Records supplied.
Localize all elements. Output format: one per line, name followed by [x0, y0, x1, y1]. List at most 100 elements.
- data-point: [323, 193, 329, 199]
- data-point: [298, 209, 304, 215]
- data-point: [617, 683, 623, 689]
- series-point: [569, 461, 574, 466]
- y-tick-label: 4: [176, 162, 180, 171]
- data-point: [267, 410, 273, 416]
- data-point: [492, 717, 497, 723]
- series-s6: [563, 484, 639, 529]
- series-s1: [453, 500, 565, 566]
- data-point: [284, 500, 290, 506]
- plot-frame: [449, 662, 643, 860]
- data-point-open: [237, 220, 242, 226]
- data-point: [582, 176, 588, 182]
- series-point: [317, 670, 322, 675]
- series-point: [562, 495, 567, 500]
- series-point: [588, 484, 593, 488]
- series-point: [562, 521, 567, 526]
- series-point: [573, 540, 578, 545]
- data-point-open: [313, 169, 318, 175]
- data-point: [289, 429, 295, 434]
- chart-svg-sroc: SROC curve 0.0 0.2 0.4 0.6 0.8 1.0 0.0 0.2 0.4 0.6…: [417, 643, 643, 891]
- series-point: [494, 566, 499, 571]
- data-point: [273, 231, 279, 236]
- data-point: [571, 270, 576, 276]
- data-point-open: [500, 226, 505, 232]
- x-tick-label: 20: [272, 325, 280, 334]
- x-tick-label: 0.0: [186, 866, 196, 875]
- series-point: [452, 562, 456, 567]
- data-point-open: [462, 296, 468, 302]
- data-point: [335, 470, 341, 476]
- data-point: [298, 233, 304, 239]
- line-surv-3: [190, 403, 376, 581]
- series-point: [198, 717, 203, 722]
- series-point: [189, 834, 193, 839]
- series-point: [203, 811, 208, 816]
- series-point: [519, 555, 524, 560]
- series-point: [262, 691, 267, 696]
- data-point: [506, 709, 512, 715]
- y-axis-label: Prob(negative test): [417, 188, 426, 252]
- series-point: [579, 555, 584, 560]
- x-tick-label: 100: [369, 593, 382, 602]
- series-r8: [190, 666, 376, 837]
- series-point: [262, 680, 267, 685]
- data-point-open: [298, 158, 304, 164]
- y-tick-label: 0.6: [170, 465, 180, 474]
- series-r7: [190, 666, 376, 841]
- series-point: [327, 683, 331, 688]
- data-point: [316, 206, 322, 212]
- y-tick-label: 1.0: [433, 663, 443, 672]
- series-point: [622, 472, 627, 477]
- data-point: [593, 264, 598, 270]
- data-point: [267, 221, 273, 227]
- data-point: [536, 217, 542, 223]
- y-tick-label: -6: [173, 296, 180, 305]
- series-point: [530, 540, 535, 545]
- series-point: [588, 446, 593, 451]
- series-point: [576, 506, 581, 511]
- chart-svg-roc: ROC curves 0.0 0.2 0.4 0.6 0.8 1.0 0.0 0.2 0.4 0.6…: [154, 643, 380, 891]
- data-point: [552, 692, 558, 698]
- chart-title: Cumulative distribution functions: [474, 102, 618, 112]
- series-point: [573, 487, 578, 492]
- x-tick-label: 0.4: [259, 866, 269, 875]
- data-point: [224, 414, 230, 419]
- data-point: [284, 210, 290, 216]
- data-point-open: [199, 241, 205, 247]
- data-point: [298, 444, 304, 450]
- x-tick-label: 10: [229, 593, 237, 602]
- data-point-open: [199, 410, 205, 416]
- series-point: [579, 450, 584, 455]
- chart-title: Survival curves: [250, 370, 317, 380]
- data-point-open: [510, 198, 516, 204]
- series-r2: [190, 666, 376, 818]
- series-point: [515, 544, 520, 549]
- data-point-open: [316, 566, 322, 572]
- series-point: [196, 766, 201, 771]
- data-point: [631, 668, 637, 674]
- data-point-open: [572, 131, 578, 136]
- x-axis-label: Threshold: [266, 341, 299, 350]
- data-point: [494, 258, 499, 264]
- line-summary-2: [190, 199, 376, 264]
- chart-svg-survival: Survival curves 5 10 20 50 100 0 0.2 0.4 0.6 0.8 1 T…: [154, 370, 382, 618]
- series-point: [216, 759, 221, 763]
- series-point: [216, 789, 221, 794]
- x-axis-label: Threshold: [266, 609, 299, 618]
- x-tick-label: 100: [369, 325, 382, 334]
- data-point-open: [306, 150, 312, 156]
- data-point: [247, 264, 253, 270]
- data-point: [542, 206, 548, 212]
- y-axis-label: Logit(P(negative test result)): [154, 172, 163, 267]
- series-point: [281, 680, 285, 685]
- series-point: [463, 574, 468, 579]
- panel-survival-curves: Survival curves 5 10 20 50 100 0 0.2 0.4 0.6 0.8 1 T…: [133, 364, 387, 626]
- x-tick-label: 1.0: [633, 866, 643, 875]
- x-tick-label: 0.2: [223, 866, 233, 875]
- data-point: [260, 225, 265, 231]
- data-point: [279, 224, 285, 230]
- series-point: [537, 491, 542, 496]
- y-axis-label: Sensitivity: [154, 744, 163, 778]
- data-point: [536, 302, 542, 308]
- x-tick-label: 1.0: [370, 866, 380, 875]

Set exercise. Reproduce the material above line for line, keeping every character unchanged.

Correct response.
Localize all elements. Output format: one per line, name followed by [x0, y0, x1, y1]. List at most 100 elements.
- data-point: [323, 193, 329, 199]
- data-point: [298, 209, 304, 215]
- data-point: [617, 683, 623, 689]
- series-point: [569, 461, 574, 466]
- y-tick-label: 4: [176, 162, 180, 171]
- data-point: [267, 410, 273, 416]
- data-point: [492, 717, 497, 723]
- series-s6: [563, 484, 639, 529]
- series-s1: [453, 500, 565, 566]
- data-point: [284, 500, 290, 506]
- plot-frame: [449, 662, 643, 860]
- data-point-open: [237, 220, 242, 226]
- data-point: [582, 176, 588, 182]
- series-point: [317, 670, 322, 675]
- series-point: [562, 495, 567, 500]
- series-point: [588, 484, 593, 488]
- series-point: [562, 521, 567, 526]
- series-point: [573, 540, 578, 545]
- data-point-open: [313, 169, 318, 175]
- data-point: [289, 429, 295, 434]
- chart-svg-sroc: SROC curve 0.0 0.2 0.4 0.6 0.8 1.0 0.0 0.2 0.4 0.6…: [417, 643, 643, 891]
- series-point: [494, 566, 499, 571]
- data-point: [273, 231, 279, 236]
- data-point: [571, 270, 576, 276]
- data-point-open: [500, 226, 505, 232]
- x-tick-label: 20: [272, 325, 280, 334]
- x-tick-label: 0.0: [186, 866, 196, 875]
- series-point: [452, 562, 456, 567]
- data-point-open: [462, 296, 468, 302]
- data-point: [335, 470, 341, 476]
- data-point: [298, 233, 304, 239]
- line-surv-3: [190, 403, 376, 581]
- series-point: [198, 717, 203, 722]
- series-point: [189, 834, 193, 839]
- series-point: [203, 811, 208, 816]
- series-point: [519, 555, 524, 560]
- series-point: [262, 691, 267, 696]
- data-point: [506, 709, 512, 715]
- y-axis-label: Prob(negative test): [417, 188, 426, 252]
- series-point: [579, 555, 584, 560]
- x-tick-label: 100: [369, 593, 382, 602]
- series-r8: [190, 666, 376, 837]
- series-point: [262, 680, 267, 685]
- data-point-open: [298, 158, 304, 164]
- y-tick-label: 0.6: [170, 465, 180, 474]
- series-r7: [190, 666, 376, 841]
- series-point: [327, 683, 331, 688]
- data-point: [316, 206, 322, 212]
- y-tick-label: 1.0: [433, 663, 443, 672]
- series-point: [622, 472, 627, 477]
- data-point: [593, 264, 598, 270]
- data-point: [267, 221, 273, 227]
- data-point: [536, 217, 542, 223]
- y-tick-label: -6: [173, 296, 180, 305]
- series-point: [530, 540, 535, 545]
- series-point: [588, 446, 593, 451]
- series-point: [576, 506, 581, 511]
- chart-svg-roc: ROC curves 0.0 0.2 0.4 0.6 0.8 1.0 0.0 0.2 0.4 0.6…: [154, 643, 380, 891]
- data-point: [552, 692, 558, 698]
- chart-title: Cumulative distribution functions: [474, 102, 618, 112]
- series-point: [573, 487, 578, 492]
- x-tick-label: 0.4: [259, 866, 269, 875]
- data-point: [224, 414, 230, 419]
- data-point: [284, 210, 290, 216]
- data-point-open: [199, 241, 205, 247]
- data-point: [298, 444, 304, 450]
- x-tick-label: 10: [229, 593, 237, 602]
- data-point-open: [199, 410, 205, 416]
- series-point: [579, 450, 584, 455]
- chart-title: Survival curves: [250, 370, 317, 380]
- data-point-open: [510, 198, 516, 204]
- series-r2: [190, 666, 376, 818]
- series-point: [515, 544, 520, 549]
- data-point-open: [316, 566, 322, 572]
- series-point: [196, 766, 201, 771]
- data-point: [631, 668, 637, 674]
- data-point-open: [572, 131, 578, 136]
- x-axis-label: Threshold: [266, 341, 299, 350]
- data-point: [494, 258, 499, 264]
- line-summary-2: [190, 199, 376, 264]
- chart-svg-survival: Survival curves 5 10 20 50 100 0 0.2 0.4 0.6 0.8 1 T…: [154, 370, 382, 618]
- series-point: [216, 759, 221, 763]
- series-point: [216, 789, 221, 794]
- x-axis-label: Threshold: [266, 609, 299, 618]
- x-tick-label: 100: [369, 325, 382, 334]
- data-point-open: [306, 150, 312, 156]
- data-point: [247, 264, 253, 270]
- data-point: [542, 206, 548, 212]
- y-axis-label: Logit(P(negative test result)): [154, 172, 163, 267]
- series-point: [281, 680, 285, 685]
- series-point: [463, 574, 468, 579]
- panel-survival-curves: Survival curves 5 10 20 50 100 0 0.2 0.4 0.6 0.8 1 T…: [133, 364, 387, 626]
- x-tick-label: 1.0: [633, 866, 643, 875]
- x-tick-label: 0.2: [223, 866, 233, 875]
- data-point: [260, 225, 265, 231]
- data-point: [279, 224, 285, 230]
- series-point: [537, 491, 542, 496]
- y-axis-label: Sensitivity: [154, 744, 163, 778]
- data-point: [536, 302, 542, 308]
- x-tick-label: 1.0: [370, 866, 380, 875]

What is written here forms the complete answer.